*What the task requires*: Write out all lines holding the word "muscul".

*Task inputs*:
** Begin **

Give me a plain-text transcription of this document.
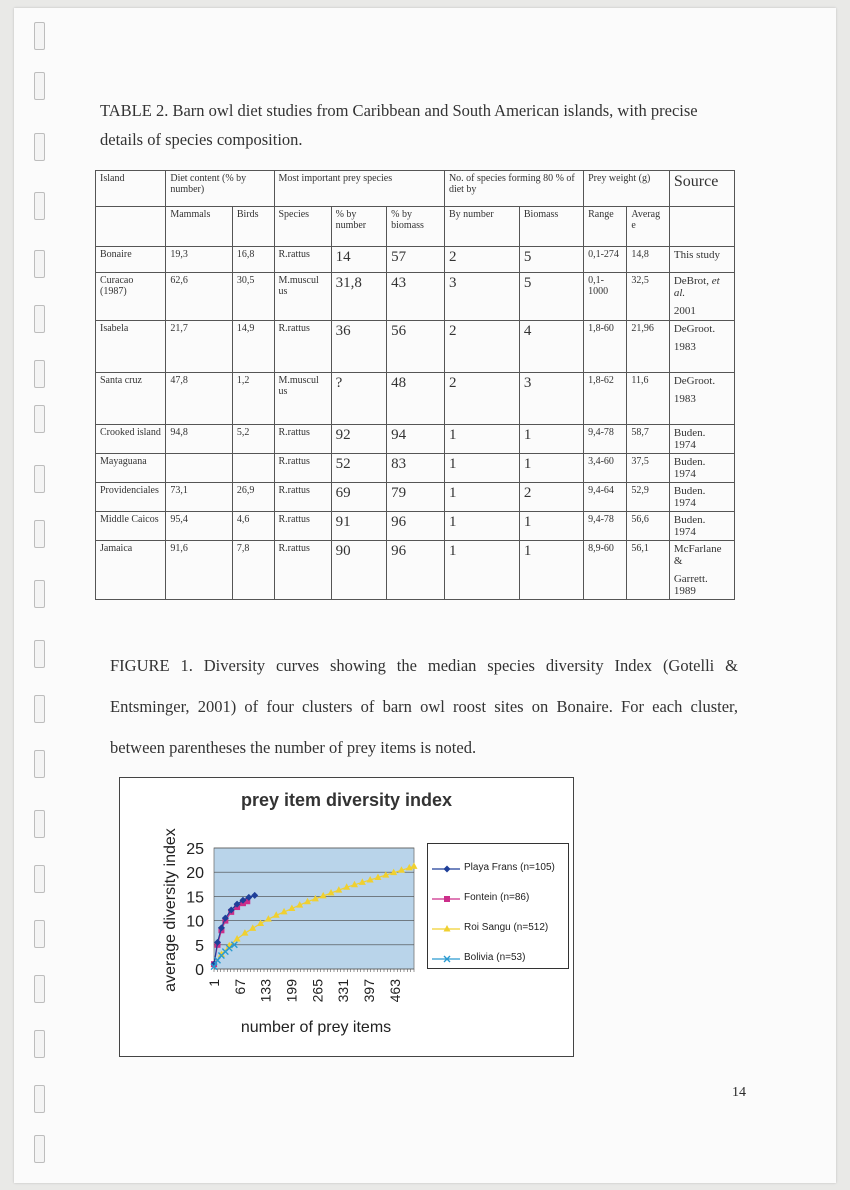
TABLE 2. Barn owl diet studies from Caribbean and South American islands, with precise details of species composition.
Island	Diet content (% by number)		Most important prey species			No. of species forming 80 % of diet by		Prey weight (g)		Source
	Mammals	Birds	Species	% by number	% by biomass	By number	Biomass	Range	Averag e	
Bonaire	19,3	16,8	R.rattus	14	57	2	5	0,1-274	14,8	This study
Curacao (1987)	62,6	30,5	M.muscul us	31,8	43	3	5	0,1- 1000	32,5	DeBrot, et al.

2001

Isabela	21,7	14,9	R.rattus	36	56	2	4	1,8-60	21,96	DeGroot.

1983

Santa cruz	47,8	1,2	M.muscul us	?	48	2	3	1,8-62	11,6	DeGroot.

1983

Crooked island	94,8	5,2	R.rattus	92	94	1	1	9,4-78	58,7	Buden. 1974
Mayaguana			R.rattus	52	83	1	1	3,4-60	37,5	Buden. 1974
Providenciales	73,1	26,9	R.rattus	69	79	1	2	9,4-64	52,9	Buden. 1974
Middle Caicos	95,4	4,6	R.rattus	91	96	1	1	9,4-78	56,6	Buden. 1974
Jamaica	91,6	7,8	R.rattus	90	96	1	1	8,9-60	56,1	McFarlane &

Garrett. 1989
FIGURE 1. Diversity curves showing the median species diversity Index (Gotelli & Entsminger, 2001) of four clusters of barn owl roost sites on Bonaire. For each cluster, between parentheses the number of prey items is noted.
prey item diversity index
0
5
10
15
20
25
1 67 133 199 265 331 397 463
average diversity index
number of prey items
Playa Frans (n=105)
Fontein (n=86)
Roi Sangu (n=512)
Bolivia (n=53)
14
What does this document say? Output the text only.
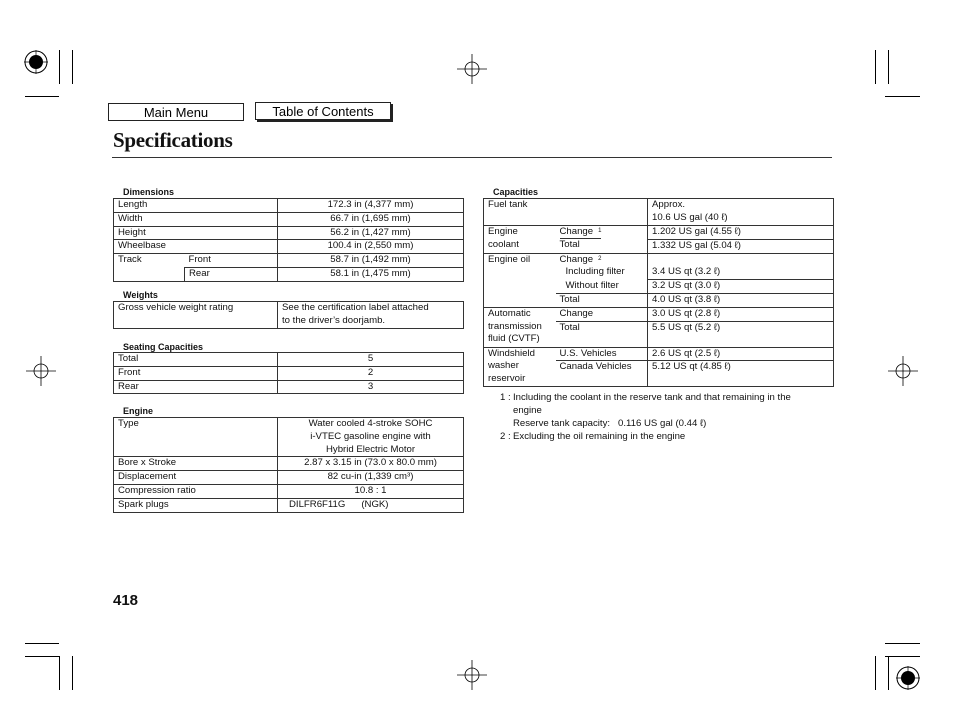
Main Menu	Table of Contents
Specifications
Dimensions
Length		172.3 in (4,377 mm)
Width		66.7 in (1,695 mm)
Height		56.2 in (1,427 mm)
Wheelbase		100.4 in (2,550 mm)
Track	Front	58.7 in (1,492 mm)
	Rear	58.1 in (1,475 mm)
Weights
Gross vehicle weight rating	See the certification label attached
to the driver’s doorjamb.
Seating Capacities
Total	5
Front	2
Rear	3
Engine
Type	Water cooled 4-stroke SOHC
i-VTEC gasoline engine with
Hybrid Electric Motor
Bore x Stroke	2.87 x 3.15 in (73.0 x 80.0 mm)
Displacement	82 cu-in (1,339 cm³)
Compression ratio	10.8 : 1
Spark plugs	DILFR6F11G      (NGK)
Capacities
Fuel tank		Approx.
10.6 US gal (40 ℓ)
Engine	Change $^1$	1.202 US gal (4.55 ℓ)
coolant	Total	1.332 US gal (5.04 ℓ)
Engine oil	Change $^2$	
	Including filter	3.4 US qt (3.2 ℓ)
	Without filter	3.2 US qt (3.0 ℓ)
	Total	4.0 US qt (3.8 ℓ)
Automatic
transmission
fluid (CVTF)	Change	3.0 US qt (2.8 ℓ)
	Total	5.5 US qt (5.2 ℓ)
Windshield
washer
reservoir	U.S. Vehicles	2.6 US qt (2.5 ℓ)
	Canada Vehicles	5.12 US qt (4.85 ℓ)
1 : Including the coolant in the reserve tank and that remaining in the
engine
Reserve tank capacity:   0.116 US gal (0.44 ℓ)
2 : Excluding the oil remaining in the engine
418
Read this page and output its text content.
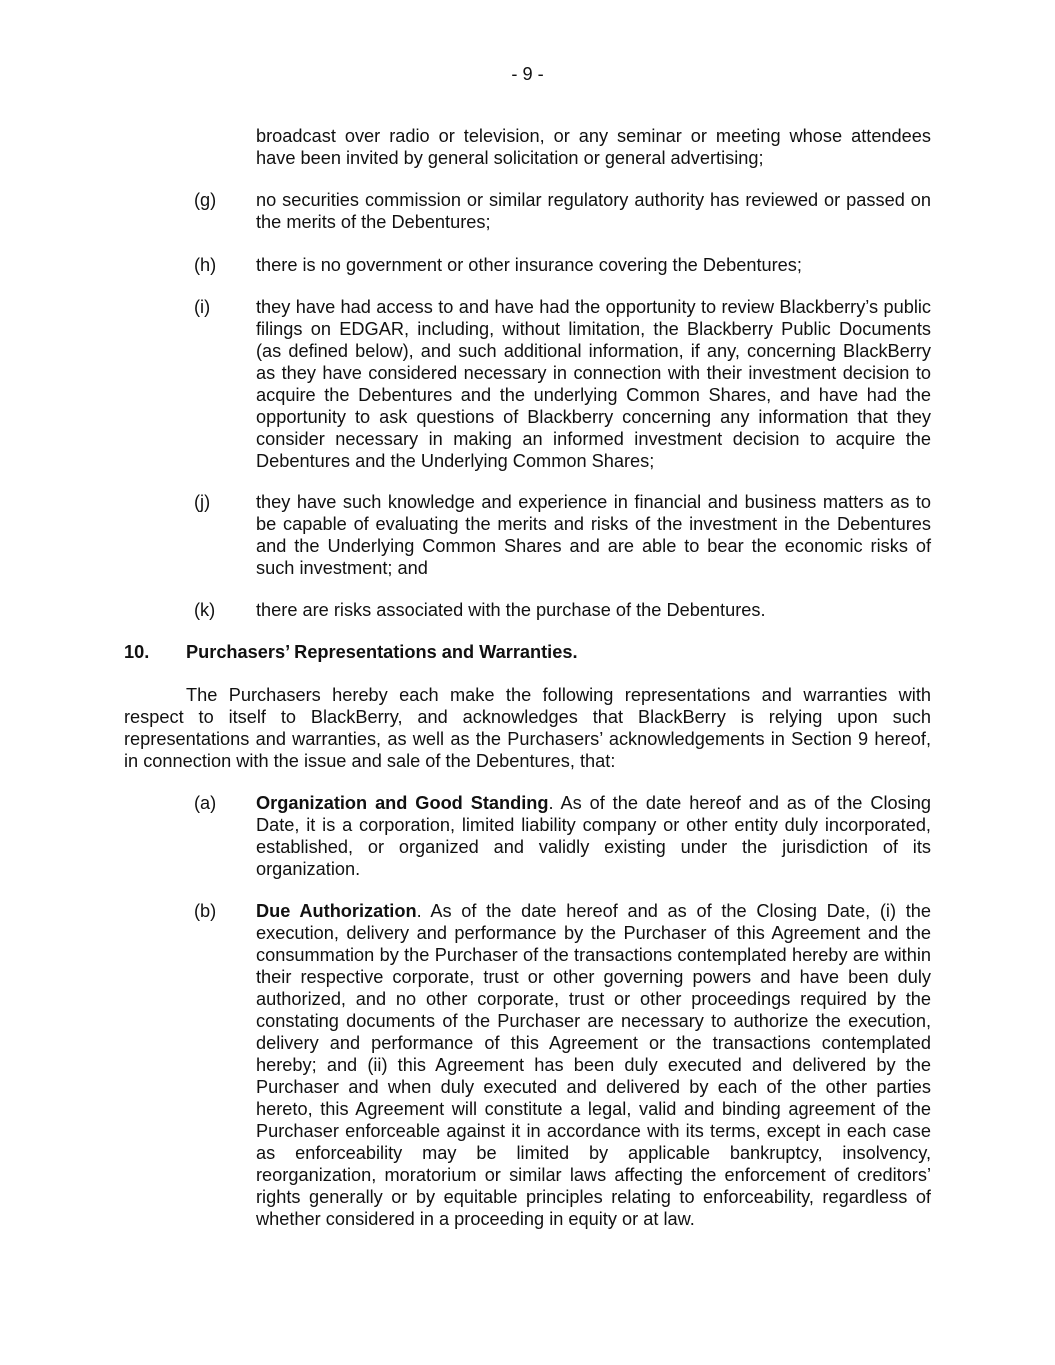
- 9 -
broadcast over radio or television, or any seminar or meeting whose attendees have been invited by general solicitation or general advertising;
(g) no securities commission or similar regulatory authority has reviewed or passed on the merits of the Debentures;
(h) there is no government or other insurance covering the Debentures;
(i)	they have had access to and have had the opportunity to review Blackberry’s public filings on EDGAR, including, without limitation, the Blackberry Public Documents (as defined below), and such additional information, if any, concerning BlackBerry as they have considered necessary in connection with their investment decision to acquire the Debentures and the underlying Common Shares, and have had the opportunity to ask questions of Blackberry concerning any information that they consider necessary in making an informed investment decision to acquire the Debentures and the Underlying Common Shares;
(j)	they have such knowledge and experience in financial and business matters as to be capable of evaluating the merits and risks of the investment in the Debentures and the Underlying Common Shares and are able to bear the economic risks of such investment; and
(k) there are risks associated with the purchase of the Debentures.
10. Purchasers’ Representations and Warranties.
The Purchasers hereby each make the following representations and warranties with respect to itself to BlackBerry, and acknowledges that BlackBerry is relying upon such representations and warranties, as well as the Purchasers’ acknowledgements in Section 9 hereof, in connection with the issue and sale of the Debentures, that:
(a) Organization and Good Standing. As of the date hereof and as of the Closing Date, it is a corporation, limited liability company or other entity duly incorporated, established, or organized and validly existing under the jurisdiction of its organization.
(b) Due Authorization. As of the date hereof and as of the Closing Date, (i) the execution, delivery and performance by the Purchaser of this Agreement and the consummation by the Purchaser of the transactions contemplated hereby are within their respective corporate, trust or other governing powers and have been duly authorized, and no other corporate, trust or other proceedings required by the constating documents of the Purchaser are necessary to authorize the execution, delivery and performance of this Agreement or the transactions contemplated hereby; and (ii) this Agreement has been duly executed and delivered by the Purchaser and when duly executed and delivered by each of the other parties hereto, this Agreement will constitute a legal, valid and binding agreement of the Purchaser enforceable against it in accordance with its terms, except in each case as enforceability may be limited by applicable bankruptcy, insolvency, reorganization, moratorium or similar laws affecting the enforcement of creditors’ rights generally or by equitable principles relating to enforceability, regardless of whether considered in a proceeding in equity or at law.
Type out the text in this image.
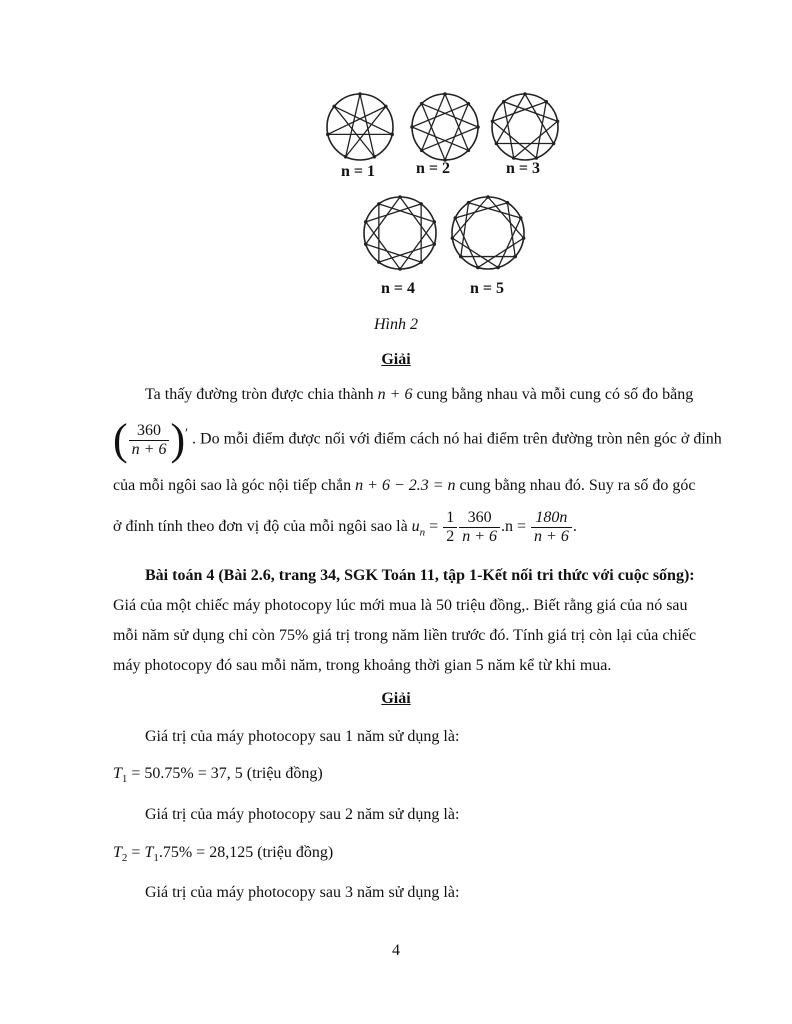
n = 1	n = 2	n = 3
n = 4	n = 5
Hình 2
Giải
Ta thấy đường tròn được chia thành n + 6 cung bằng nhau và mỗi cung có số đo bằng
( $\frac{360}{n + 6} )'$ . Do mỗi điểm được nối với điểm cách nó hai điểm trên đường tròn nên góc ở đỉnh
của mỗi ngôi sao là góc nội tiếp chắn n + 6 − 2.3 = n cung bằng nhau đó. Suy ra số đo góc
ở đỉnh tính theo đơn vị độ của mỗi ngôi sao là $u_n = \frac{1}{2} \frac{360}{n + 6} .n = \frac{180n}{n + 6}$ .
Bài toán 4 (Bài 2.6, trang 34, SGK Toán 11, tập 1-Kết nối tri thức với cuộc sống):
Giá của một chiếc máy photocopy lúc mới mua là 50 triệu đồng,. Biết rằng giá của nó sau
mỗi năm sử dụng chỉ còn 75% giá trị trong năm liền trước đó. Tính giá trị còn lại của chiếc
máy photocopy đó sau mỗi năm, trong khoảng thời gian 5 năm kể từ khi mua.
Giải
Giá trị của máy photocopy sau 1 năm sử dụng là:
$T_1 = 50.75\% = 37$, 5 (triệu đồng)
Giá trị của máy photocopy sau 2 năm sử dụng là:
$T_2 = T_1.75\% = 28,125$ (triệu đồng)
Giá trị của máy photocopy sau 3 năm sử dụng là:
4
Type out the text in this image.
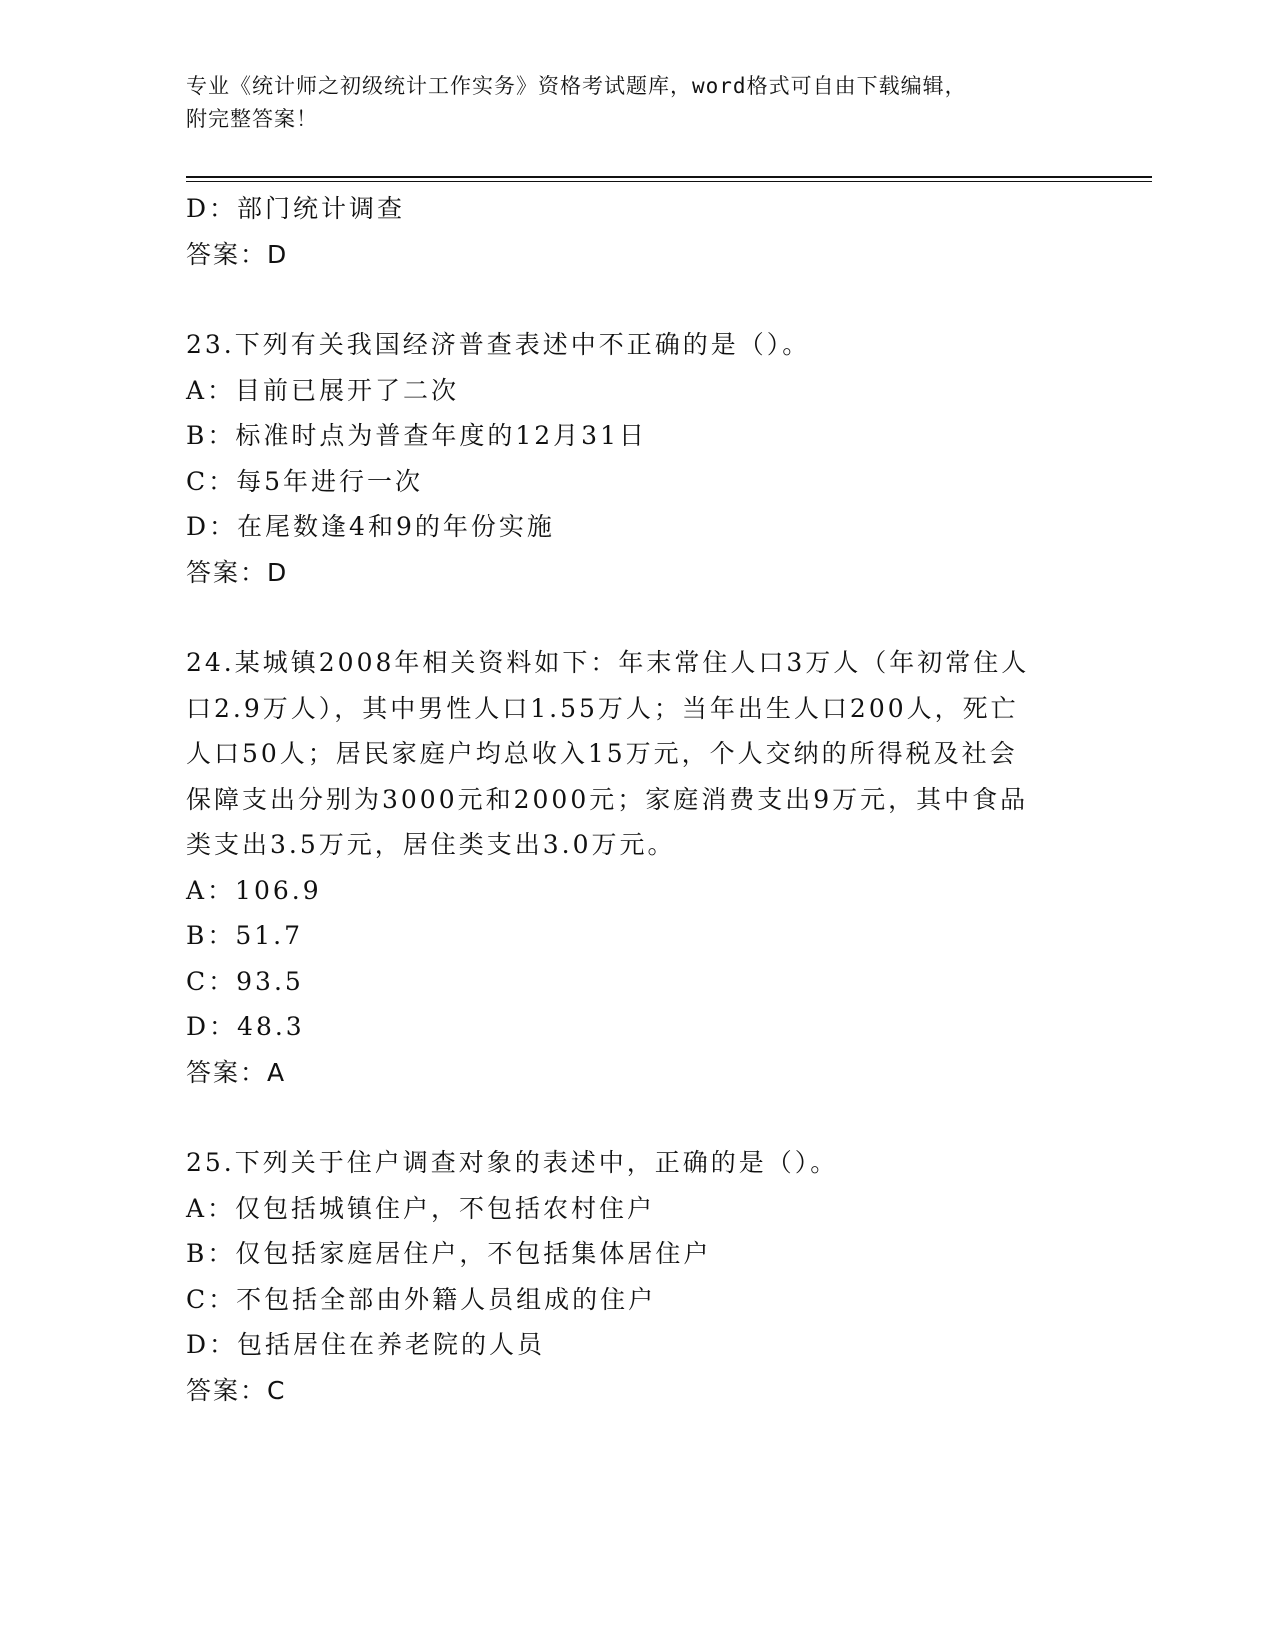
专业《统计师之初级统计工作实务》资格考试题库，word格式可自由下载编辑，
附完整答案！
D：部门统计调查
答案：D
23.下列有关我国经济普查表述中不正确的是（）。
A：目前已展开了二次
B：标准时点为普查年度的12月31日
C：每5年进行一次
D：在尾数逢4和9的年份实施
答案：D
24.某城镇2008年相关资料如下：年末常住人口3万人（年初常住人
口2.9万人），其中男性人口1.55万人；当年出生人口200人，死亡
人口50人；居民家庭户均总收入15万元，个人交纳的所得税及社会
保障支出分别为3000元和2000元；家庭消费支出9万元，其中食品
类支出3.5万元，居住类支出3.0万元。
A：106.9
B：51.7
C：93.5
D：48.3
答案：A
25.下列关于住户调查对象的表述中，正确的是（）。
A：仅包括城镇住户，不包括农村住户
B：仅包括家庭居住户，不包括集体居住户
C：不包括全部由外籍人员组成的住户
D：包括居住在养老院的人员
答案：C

** End **

*Reply*:
Curacao (1987)	62,6	30,5	M.muscul us	31,8	43	3	5	0,1- 1000	32,5	DeBrot, et al.
Santa cruz	47,8	1,2	M.muscul us	?	48	2	3	1,8-62	11,6	DeGroot.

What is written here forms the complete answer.